> Task
What is needed here is an exact copy of every entry.

[begin Records shown]

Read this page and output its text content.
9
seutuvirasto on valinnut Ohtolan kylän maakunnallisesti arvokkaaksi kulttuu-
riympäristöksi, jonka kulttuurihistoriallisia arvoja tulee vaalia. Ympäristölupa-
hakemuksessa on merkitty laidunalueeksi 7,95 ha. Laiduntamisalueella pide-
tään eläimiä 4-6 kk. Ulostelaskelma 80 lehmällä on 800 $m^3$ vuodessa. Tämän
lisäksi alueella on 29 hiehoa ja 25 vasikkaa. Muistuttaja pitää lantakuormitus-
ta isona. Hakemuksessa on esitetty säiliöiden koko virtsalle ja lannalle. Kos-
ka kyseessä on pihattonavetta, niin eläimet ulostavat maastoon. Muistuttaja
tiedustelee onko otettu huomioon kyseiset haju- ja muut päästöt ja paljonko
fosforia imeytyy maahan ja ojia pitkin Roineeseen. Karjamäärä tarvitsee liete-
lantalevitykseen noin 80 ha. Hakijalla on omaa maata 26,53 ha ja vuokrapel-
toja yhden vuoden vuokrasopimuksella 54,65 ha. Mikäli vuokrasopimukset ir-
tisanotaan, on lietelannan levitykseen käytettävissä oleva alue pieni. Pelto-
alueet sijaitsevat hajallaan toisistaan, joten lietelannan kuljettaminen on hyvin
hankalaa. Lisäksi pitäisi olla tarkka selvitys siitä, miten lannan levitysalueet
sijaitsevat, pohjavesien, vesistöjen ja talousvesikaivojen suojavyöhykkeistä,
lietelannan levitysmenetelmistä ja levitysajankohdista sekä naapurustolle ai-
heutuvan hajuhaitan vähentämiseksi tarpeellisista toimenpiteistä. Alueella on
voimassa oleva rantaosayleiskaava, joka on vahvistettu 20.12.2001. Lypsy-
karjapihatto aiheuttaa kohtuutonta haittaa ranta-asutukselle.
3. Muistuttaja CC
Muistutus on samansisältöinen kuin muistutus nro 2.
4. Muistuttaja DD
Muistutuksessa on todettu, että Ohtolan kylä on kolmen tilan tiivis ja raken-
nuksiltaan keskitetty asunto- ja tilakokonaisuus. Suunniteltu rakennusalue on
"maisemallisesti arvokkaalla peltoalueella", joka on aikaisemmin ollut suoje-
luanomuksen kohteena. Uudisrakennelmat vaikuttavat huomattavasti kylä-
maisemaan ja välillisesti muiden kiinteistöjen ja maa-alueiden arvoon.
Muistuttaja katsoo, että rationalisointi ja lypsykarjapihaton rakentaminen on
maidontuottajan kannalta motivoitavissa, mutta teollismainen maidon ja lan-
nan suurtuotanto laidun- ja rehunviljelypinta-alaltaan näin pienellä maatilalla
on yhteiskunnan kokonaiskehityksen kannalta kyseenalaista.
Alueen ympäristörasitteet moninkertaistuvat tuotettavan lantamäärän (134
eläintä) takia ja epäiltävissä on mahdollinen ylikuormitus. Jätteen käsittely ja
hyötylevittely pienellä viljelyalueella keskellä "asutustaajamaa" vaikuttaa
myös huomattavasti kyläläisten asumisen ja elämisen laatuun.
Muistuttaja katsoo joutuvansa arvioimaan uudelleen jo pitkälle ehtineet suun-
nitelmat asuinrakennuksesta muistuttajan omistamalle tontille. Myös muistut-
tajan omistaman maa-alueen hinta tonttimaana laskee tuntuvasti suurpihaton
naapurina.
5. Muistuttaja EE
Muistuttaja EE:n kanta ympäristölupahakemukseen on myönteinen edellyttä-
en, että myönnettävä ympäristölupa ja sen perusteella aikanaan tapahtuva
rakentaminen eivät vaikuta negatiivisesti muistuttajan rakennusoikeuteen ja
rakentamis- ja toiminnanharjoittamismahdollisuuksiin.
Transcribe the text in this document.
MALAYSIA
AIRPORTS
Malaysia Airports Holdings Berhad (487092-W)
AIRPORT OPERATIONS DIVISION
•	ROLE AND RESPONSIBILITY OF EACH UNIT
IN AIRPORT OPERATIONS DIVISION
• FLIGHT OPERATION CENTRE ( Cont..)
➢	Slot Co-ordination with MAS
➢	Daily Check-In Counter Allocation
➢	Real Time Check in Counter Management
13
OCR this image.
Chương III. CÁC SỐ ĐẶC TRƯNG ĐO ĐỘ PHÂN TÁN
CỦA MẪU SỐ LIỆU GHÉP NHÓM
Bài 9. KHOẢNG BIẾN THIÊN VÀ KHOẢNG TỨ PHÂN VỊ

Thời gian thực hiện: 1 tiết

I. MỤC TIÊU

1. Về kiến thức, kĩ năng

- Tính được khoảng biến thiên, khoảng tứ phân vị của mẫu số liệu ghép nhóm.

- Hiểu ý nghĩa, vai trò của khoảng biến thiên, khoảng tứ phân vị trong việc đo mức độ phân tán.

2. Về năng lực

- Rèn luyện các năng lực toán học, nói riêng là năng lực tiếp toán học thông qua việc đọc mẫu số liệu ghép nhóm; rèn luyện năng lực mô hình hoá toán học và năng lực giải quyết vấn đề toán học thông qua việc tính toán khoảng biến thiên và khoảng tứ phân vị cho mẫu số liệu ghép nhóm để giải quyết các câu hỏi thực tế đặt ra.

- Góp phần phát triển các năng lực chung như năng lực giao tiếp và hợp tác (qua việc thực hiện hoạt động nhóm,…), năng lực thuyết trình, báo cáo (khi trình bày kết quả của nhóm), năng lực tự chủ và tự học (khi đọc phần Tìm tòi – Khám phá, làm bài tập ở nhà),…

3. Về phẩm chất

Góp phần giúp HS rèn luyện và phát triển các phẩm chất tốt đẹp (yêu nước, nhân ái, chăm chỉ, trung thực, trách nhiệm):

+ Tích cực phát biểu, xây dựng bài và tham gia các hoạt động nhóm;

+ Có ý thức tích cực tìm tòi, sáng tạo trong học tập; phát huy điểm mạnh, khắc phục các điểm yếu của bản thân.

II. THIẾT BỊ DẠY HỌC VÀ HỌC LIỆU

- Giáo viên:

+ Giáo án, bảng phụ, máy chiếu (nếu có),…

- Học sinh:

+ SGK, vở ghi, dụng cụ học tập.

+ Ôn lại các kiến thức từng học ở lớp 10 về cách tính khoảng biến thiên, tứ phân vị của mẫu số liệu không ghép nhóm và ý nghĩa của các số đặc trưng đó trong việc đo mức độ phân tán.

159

[end Records shown]

> Correct response
Read this page and output its text content.
9
seutuvirasto on valinnut Ohtolan kylän maakunnallisesti arvokkaaksi kulttuu-
riympäristöksi, jonka kulttuurihistoriallisia arvoja tulee vaalia. Ympäristölupa-
hakemuksessa on merkitty laidunalueeksi 7,95 ha. Laiduntamisalueella pide-
tään eläimiä 4-6 kk. Ulostelaskelma 80 lehmällä on 800 $m^3$ vuodessa. Tämän
lisäksi alueella on 29 hiehoa ja 25 vasikkaa. Muistuttaja pitää lantakuormitus-
ta isona. Hakemuksessa on esitetty säiliöiden koko virtsalle ja lannalle. Kos-
ka kyseessä on pihattonavetta, niin eläimet ulostavat maastoon. Muistuttaja
tiedustelee onko otettu huomioon kyseiset haju- ja muut päästöt ja paljonko
fosforia imeytyy maahan ja ojia pitkin Roineeseen. Karjamäärä tarvitsee liete-
lantalevitykseen noin 80 ha. Hakijalla on omaa maata 26,53 ha ja vuokrapel-
toja yhden vuoden vuokrasopimuksella 54,65 ha. Mikäli vuokrasopimukset ir-
tisanotaan, on lietelannan levitykseen käytettävissä oleva alue pieni. Pelto-
alueet sijaitsevat hajallaan toisistaan, joten lietelannan kuljettaminen on hyvin
hankalaa. Lisäksi pitäisi olla tarkka selvitys siitä, miten lannan levitysalueet
sijaitsevat, pohjavesien, vesistöjen ja talousvesikaivojen suojavyöhykkeistä,
lietelannan levitysmenetelmistä ja levitysajankohdista sekä naapurustolle ai-
heutuvan hajuhaitan vähentämiseksi tarpeellisista toimenpiteistä. Alueella on
voimassa oleva rantaosayleiskaava, joka on vahvistettu 20.12.2001. Lypsy-
karjapihatto aiheuttaa kohtuutonta haittaa ranta-asutukselle.
3. Muistuttaja CC
Muistutus on samansisältöinen kuin muistutus nro 2.
4. Muistuttaja DD
Muistutuksessa on todettu, että Ohtolan kylä on kolmen tilan tiivis ja raken-
nuksiltaan keskitetty asunto- ja tilakokonaisuus. Suunniteltu rakennusalue on
"maisemallisesti arvokkaalla peltoalueella", joka on aikaisemmin ollut suoje-
luanomuksen kohteena. Uudisrakennelmat vaikuttavat huomattavasti kylä-
maisemaan ja välillisesti muiden kiinteistöjen ja maa-alueiden arvoon.
Muistuttaja katsoo, että rationalisointi ja lypsykarjapihaton rakentaminen on
maidontuottajan kannalta motivoitavissa, mutta teollismainen maidon ja lan-
nan suurtuotanto laidun- ja rehunviljelypinta-alaltaan näin pienellä maatilalla
on yhteiskunnan kokonaiskehityksen kannalta kyseenalaista.
Alueen ympäristörasitteet moninkertaistuvat tuotettavan lantamäärän (134
eläintä) takia ja epäiltävissä on mahdollinen ylikuormitus. Jätteen käsittely ja
hyötylevittely pienellä viljelyalueella keskellä "asutustaajamaa" vaikuttaa
myös huomattavasti kyläläisten asumisen ja elämisen laatuun.
Muistuttaja katsoo joutuvansa arvioimaan uudelleen jo pitkälle ehtineet suun-
nitelmat asuinrakennuksesta muistuttajan omistamalle tontille. Myös muistut-
tajan omistaman maa-alueen hinta tonttimaana laskee tuntuvasti suurpihaton
naapurina.
5. Muistuttaja EE
Muistuttaja EE:n kanta ympäristölupahakemukseen on myönteinen edellyttä-
en, että myönnettävä ympäristölupa ja sen perusteella aikanaan tapahtuva
rakentaminen eivät vaikuta negatiivisesti muistuttajan rakennusoikeuteen ja
rakentamis- ja toiminnanharjoittamismahdollisuuksiin.
Transcribe the text in this document.
MALAYSIA
AIRPORTS
Malaysia Airports Holdings Berhad (487092-W)
AIRPORT OPERATIONS DIVISION
•	ROLE AND RESPONSIBILITY OF EACH UNIT
IN AIRPORT OPERATIONS DIVISION
• FLIGHT OPERATION CENTRE ( Cont..)
➢	Slot Co-ordination with MAS
➢	Daily Check-In Counter Allocation
➢	Real Time Check in Counter Management
13
OCR this image.
Chương III. CÁC SỐ ĐẶC TRƯNG ĐO ĐỘ PHÂN TÁN
CỦA MẪU SỐ LIỆU GHÉP NHÓM
Bài 9. KHOẢNG BIẾN THIÊN VÀ KHOẢNG TỨ PHÂN VỊ

Thời gian thực hiện: 1 tiết

I. MỤC TIÊU

1. Về kiến thức, kĩ năng

- Tính được khoảng biến thiên, khoảng tứ phân vị của mẫu số liệu ghép nhóm.

- Hiểu ý nghĩa, vai trò của khoảng biến thiên, khoảng tứ phân vị trong việc đo mức độ phân tán.

2. Về năng lực

- Rèn luyện các năng lực toán học, nói riêng là năng lực tiếp toán học thông qua việc đọc mẫu số liệu ghép nhóm; rèn luyện năng lực mô hình hoá toán học và năng lực giải quyết vấn đề toán học thông qua việc tính toán khoảng biến thiên và khoảng tứ phân vị cho mẫu số liệu ghép nhóm để giải quyết các câu hỏi thực tế đặt ra.

- Góp phần phát triển các năng lực chung như năng lực giao tiếp và hợp tác (qua việc thực hiện hoạt động nhóm,…), năng lực thuyết trình, báo cáo (khi trình bày kết quả của nhóm), năng lực tự chủ và tự học (khi đọc phần Tìm tòi – Khám phá, làm bài tập ở nhà),…

3. Về phẩm chất

Góp phần giúp HS rèn luyện và phát triển các phẩm chất tốt đẹp (yêu nước, nhân ái, chăm chỉ, trung thực, trách nhiệm):

+ Tích cực phát biểu, xây dựng bài và tham gia các hoạt động nhóm;

+ Có ý thức tích cực tìm tòi, sáng tạo trong học tập; phát huy điểm mạnh, khắc phục các điểm yếu của bản thân.

II. THIẾT BỊ DẠY HỌC VÀ HỌC LIỆU

- Giáo viên:

+ Giáo án, bảng phụ, máy chiếu (nếu có),…

- Học sinh:

+ SGK, vở ghi, dụng cụ học tập.

+ Ôn lại các kiến thức từng học ở lớp 10 về cách tính khoảng biến thiên, tứ phân vị của mẫu số liệu không ghép nhóm và ý nghĩa của các số đặc trưng đó trong việc đo mức độ phân tán.

159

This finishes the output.